- [Written request]:
In this exercise, return the whole listing exactly, excluding any images.

┌─ Given information

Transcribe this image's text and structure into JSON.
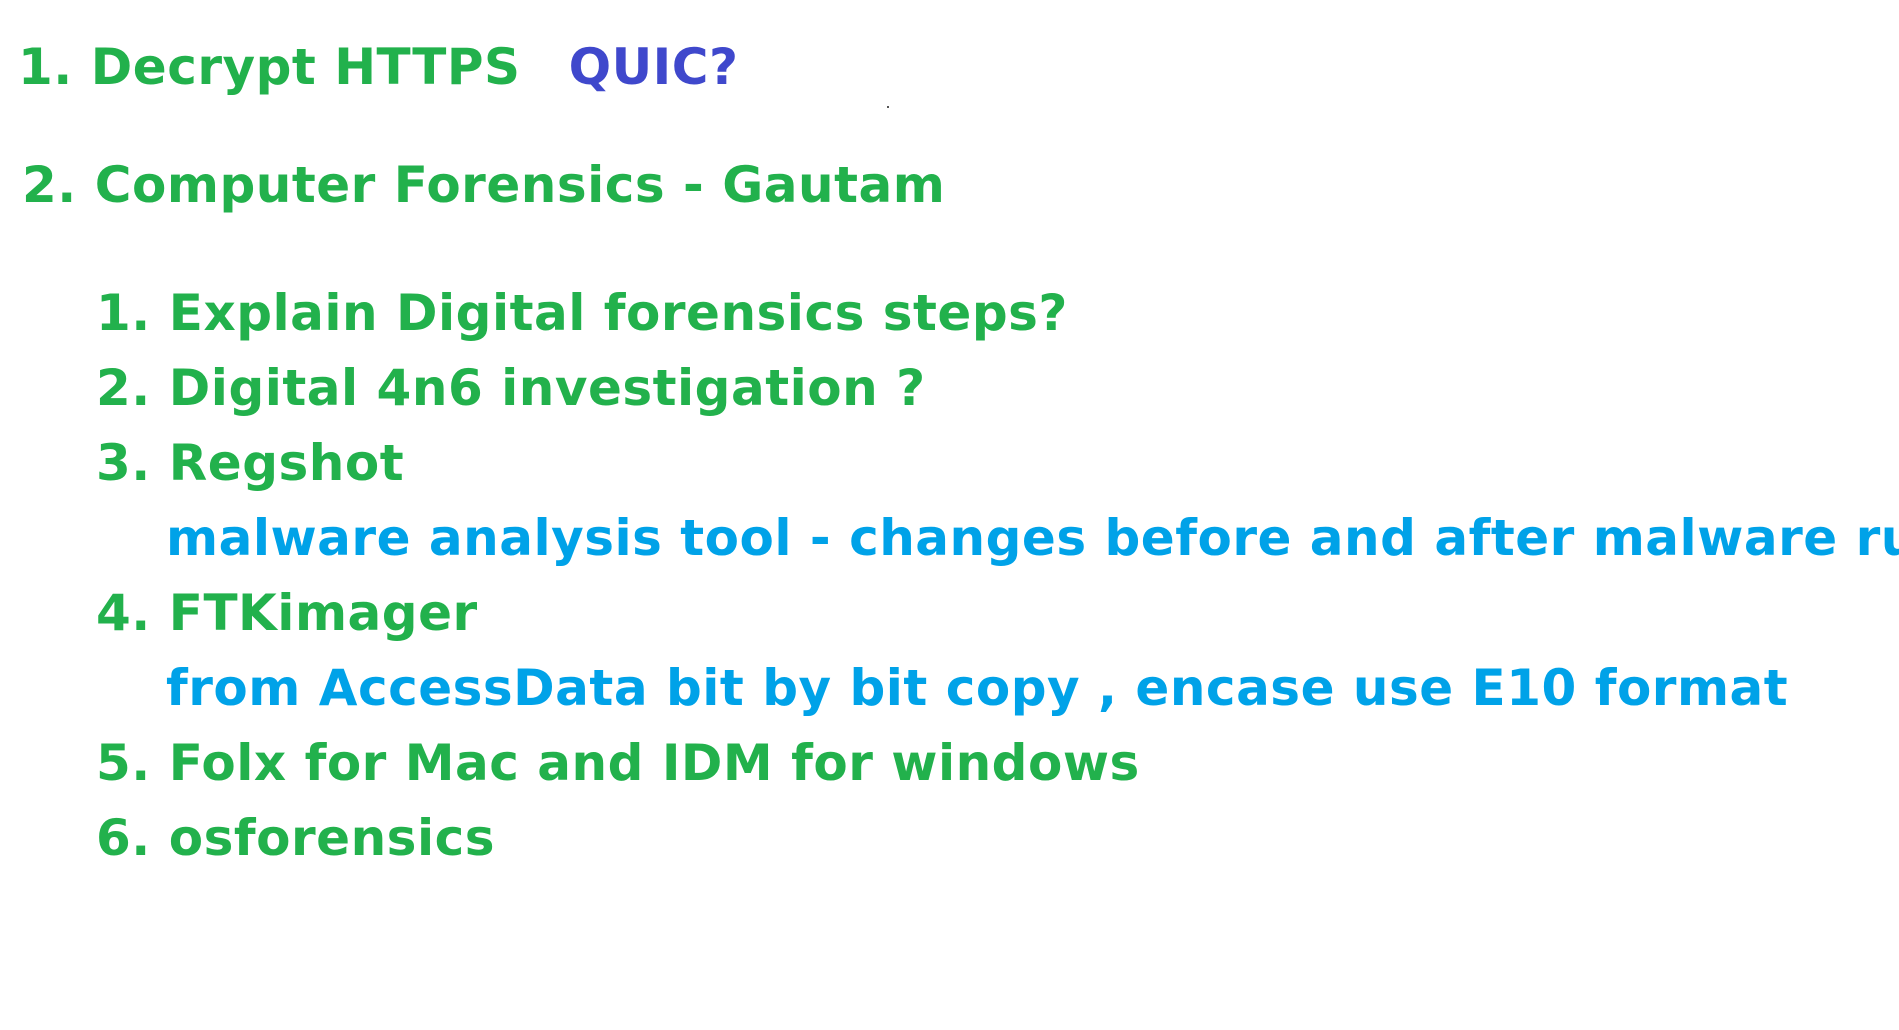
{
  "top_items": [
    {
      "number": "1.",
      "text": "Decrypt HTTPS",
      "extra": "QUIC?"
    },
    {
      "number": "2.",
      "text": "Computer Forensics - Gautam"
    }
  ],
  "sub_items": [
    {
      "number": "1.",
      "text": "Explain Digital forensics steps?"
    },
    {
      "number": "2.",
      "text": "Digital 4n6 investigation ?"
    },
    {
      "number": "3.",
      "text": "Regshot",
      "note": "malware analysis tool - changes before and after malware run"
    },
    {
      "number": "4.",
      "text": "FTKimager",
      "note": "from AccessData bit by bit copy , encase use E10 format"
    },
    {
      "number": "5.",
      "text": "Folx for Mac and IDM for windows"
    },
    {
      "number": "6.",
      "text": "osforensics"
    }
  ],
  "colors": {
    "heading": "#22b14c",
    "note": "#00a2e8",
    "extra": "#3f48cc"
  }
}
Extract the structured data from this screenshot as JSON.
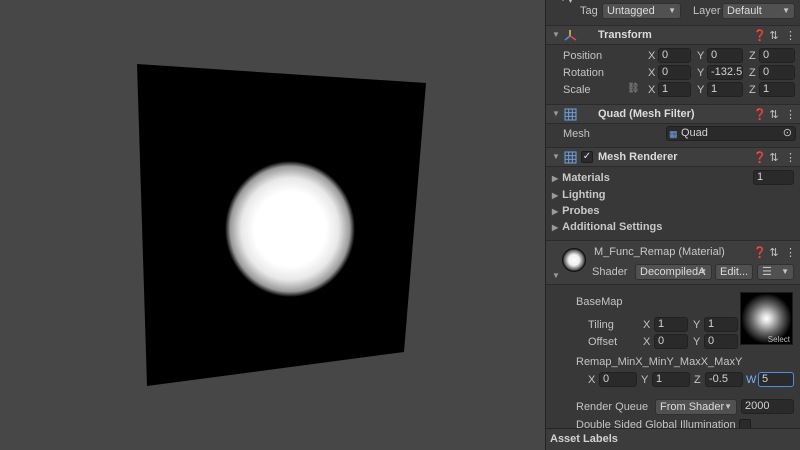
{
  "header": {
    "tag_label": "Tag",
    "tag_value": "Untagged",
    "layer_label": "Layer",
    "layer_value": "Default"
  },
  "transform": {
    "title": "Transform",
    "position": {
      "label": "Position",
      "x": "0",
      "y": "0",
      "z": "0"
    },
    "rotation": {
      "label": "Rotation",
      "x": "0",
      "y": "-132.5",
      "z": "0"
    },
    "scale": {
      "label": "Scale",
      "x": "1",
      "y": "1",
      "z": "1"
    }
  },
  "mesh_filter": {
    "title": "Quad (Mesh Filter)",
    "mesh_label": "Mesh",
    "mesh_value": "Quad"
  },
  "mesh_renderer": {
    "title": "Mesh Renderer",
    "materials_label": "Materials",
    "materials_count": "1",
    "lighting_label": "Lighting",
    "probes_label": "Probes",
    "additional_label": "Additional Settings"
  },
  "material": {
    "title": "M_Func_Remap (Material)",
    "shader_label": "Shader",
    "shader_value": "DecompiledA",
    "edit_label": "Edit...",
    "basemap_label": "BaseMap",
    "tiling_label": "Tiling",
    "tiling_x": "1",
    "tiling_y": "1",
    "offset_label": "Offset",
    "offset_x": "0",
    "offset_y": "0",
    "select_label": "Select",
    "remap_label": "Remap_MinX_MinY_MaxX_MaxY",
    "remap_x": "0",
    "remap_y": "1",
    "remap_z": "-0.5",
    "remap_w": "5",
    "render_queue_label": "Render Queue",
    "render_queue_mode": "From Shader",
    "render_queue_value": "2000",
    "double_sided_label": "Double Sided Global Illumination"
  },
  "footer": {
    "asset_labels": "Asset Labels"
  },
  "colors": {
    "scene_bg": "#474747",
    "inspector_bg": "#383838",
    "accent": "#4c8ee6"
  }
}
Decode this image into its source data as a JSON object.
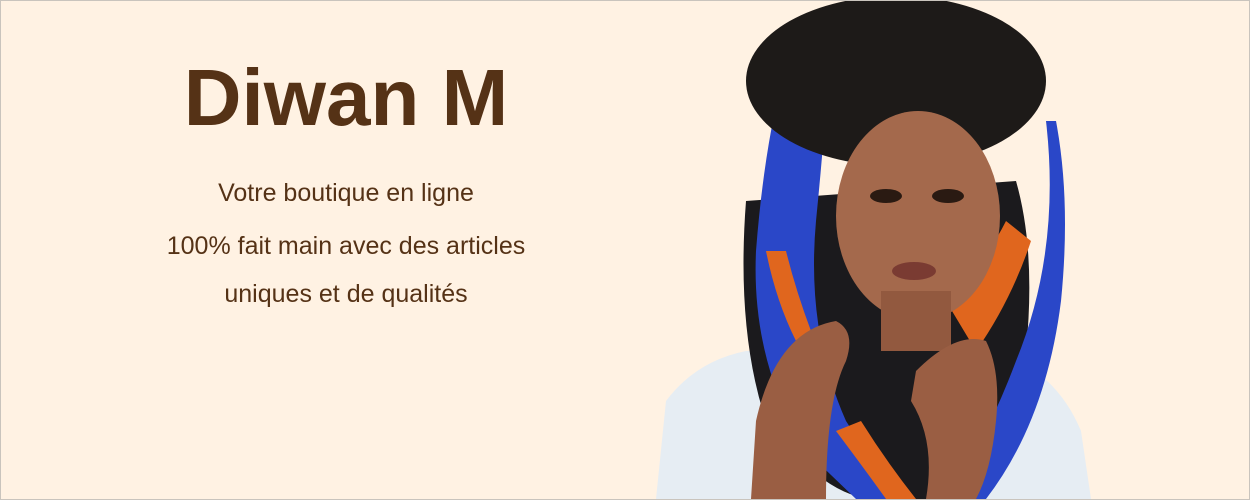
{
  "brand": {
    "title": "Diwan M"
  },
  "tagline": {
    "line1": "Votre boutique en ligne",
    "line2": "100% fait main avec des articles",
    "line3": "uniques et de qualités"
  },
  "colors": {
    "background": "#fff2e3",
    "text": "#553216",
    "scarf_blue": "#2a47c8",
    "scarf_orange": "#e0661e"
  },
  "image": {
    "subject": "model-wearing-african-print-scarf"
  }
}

└─

- [Response for this exercise]:
Transcribe this image's text and structure into JSON.
{
  "top_items": [
    {
      "number": "1.",
      "text": "Decrypt HTTPS",
      "extra": "QUIC?"
    },
    {
      "number": "2.",
      "text": "Computer Forensics - Gautam"
    }
  ],
  "sub_items": [
    {
      "number": "1.",
      "text": "Explain Digital forensics steps?"
    },
    {
      "number": "2.",
      "text": "Digital 4n6 investigation ?"
    },
    {
      "number": "3.",
      "text": "Regshot",
      "note": "malware analysis tool - changes before and after malware run"
    },
    {
      "number": "4.",
      "text": "FTKimager",
      "note": "from AccessData bit by bit copy , encase use E10 format"
    },
    {
      "number": "5.",
      "text": "Folx for Mac and IDM for windows"
    },
    {
      "number": "6.",
      "text": "osforensics"
    }
  ],
  "colors": {
    "heading": "#22b14c",
    "note": "#00a2e8",
    "extra": "#3f48cc"
  }
}
Extract the structured data from this screenshot as JSON.
{
  "header": {
    "tag_label": "Tag",
    "tag_value": "Untagged",
    "layer_label": "Layer",
    "layer_value": "Default"
  },
  "transform": {
    "title": "Transform",
    "position": {
      "label": "Position",
      "x": "0",
      "y": "0",
      "z": "0"
    },
    "rotation": {
      "label": "Rotation",
      "x": "0",
      "y": "-132.5",
      "z": "0"
    },
    "scale": {
      "label": "Scale",
      "x": "1",
      "y": "1",
      "z": "1"
    }
  },
  "mesh_filter": {
    "title": "Quad (Mesh Filter)",
    "mesh_label": "Mesh",
    "mesh_value": "Quad"
  },
  "mesh_renderer": {
    "title": "Mesh Renderer",
    "materials_label": "Materials",
    "materials_count": "1",
    "lighting_label": "Lighting",
    "probes_label": "Probes",
    "additional_label": "Additional Settings"
  },
  "material": {
    "title": "M_Func_Remap (Material)",
    "shader_label": "Shader",
    "shader_value": "DecompiledA",
    "edit_label": "Edit...",
    "basemap_label": "BaseMap",
    "tiling_label": "Tiling",
    "tiling_x": "1",
    "tiling_y": "1",
    "offset_label": "Offset",
    "offset_x": "0",
    "offset_y": "0",
    "select_label": "Select",
    "remap_label": "Remap_MinX_MinY_MaxX_MaxY",
    "remap_x": "0",
    "remap_y": "1",
    "remap_z": "-0.5",
    "remap_w": "5",
    "render_queue_label": "Render Queue",
    "render_queue_mode": "From Shader",
    "render_queue_value": "2000",
    "double_sided_label": "Double Sided Global Illumination"
  },
  "footer": {
    "asset_labels": "Asset Labels"
  },
  "colors": {
    "scene_bg": "#474747",
    "inspector_bg": "#383838",
    "accent": "#4c8ee6"
  }
}
Decode this image into its source data as a JSON object.
{
  "brand": {
    "title": "Diwan M"
  },
  "tagline": {
    "line1": "Votre boutique en ligne",
    "line2": "100% fait main avec des articles",
    "line3": "uniques et de qualités"
  },
  "colors": {
    "background": "#fff2e3",
    "text": "#553216",
    "scarf_blue": "#2a47c8",
    "scarf_orange": "#e0661e"
  },
  "image": {
    "subject": "model-wearing-african-print-scarf"
  }
}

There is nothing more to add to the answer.